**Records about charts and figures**
————

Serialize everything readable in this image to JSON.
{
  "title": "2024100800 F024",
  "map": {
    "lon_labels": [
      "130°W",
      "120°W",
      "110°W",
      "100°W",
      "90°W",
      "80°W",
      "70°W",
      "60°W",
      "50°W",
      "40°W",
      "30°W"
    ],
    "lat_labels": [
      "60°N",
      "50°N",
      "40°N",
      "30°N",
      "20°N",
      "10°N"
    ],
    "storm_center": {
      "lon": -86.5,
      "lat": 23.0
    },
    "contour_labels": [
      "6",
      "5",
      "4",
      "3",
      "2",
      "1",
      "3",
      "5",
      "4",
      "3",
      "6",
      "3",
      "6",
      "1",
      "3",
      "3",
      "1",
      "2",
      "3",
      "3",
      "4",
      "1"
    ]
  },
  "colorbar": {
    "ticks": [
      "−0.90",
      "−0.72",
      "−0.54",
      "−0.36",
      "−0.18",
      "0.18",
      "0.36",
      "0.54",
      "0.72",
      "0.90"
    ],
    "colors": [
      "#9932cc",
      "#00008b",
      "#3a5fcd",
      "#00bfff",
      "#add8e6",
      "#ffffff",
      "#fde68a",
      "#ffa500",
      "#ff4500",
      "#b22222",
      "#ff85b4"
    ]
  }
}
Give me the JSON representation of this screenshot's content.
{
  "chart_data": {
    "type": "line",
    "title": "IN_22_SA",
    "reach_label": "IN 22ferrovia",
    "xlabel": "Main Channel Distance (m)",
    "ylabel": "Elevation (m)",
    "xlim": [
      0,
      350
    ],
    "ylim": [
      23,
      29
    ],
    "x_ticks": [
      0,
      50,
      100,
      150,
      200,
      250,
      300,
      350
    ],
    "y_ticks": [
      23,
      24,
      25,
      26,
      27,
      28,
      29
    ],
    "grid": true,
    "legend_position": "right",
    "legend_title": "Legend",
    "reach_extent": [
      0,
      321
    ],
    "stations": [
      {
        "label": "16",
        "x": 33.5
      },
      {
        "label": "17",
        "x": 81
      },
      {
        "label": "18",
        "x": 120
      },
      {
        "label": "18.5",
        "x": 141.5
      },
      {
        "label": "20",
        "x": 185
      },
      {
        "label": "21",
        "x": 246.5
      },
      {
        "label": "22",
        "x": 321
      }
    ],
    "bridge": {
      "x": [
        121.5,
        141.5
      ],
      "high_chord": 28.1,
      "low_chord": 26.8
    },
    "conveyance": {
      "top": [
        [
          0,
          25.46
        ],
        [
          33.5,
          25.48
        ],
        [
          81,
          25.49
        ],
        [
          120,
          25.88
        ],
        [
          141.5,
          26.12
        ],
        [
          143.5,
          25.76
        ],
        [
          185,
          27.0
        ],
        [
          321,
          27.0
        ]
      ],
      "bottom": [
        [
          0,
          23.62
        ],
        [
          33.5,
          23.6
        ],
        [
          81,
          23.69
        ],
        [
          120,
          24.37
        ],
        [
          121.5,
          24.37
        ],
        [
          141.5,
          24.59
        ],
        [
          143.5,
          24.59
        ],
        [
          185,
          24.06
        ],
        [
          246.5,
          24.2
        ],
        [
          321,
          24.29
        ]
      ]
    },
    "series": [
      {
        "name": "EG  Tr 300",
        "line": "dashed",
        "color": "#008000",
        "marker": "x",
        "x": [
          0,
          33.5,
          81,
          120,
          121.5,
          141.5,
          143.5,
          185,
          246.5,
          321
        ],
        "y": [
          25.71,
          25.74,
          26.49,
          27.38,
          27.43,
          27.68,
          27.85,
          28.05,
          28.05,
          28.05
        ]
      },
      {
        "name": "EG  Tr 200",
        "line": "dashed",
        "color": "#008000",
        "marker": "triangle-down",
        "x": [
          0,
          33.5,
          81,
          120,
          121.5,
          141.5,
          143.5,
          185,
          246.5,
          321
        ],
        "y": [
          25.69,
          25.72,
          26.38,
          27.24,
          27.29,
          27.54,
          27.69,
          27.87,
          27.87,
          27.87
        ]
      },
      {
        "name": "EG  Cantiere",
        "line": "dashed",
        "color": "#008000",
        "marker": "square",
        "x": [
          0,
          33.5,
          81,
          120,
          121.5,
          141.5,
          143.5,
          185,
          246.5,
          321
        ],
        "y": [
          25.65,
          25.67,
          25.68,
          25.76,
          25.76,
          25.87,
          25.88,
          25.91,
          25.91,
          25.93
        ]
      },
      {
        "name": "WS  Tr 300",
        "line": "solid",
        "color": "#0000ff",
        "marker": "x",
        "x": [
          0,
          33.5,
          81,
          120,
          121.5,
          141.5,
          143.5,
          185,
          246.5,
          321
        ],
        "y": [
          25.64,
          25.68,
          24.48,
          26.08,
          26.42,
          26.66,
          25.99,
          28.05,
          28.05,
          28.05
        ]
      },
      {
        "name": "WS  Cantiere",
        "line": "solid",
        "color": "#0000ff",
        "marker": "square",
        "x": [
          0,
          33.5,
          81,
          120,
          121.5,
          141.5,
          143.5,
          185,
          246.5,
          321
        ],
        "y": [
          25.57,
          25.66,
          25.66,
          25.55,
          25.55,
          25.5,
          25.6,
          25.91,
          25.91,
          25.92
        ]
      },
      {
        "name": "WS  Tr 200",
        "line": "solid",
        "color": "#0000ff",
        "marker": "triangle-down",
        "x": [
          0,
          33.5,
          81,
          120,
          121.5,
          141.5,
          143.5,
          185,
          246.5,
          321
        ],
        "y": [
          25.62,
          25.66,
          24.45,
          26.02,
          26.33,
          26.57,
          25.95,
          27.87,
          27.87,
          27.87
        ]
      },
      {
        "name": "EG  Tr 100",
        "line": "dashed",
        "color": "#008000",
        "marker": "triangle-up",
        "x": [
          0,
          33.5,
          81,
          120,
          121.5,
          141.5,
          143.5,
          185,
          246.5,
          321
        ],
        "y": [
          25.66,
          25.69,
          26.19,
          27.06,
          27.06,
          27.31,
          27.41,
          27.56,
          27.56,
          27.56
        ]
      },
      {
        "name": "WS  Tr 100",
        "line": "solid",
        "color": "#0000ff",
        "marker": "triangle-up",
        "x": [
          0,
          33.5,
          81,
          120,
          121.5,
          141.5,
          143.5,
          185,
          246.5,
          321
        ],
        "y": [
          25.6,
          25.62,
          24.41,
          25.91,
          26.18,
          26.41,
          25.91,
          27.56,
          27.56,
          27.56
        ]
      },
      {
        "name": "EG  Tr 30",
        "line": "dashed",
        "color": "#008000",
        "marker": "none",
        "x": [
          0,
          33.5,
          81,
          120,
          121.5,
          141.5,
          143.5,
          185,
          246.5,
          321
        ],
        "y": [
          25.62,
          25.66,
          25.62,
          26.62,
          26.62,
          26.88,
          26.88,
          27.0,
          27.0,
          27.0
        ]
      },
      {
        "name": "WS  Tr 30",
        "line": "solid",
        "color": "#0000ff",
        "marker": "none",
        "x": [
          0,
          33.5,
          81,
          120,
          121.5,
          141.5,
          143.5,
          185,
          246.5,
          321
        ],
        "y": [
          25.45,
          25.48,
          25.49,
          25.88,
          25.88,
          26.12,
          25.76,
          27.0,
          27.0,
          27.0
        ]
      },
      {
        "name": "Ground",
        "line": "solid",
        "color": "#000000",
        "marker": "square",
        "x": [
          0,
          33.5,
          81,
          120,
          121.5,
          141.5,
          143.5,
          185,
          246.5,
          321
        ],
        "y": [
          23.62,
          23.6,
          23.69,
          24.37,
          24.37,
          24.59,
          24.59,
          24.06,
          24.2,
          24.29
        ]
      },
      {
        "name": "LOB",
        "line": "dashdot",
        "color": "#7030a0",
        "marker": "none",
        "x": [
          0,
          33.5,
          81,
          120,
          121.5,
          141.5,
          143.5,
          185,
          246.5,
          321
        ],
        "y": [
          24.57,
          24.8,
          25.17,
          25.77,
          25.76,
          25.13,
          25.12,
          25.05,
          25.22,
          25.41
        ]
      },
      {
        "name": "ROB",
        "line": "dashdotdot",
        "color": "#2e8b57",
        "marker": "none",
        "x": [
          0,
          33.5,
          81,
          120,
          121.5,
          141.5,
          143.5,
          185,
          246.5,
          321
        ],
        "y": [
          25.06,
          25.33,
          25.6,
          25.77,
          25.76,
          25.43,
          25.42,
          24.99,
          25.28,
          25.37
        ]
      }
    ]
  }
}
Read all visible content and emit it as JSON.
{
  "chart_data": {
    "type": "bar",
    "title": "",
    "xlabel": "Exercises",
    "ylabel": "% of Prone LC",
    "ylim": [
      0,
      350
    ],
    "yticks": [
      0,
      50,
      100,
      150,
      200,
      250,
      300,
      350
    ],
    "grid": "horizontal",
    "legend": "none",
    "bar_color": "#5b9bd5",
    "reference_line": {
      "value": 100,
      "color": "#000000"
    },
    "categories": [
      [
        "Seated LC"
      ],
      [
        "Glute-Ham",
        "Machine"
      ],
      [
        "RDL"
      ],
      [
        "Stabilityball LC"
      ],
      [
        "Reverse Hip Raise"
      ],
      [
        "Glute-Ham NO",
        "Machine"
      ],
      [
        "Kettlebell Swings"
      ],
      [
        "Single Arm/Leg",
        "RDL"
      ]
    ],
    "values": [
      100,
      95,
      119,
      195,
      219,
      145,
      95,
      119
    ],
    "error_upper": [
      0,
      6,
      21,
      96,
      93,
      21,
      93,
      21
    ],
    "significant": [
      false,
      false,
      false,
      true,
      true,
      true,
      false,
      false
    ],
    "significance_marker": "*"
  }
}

————

**Stated goal**
Search the records for the word "ylabel". Copy every line that has it.

**Complete answer**
    "ylabel": "Elevation (m)",
    "ylabel": "% of Prone LC",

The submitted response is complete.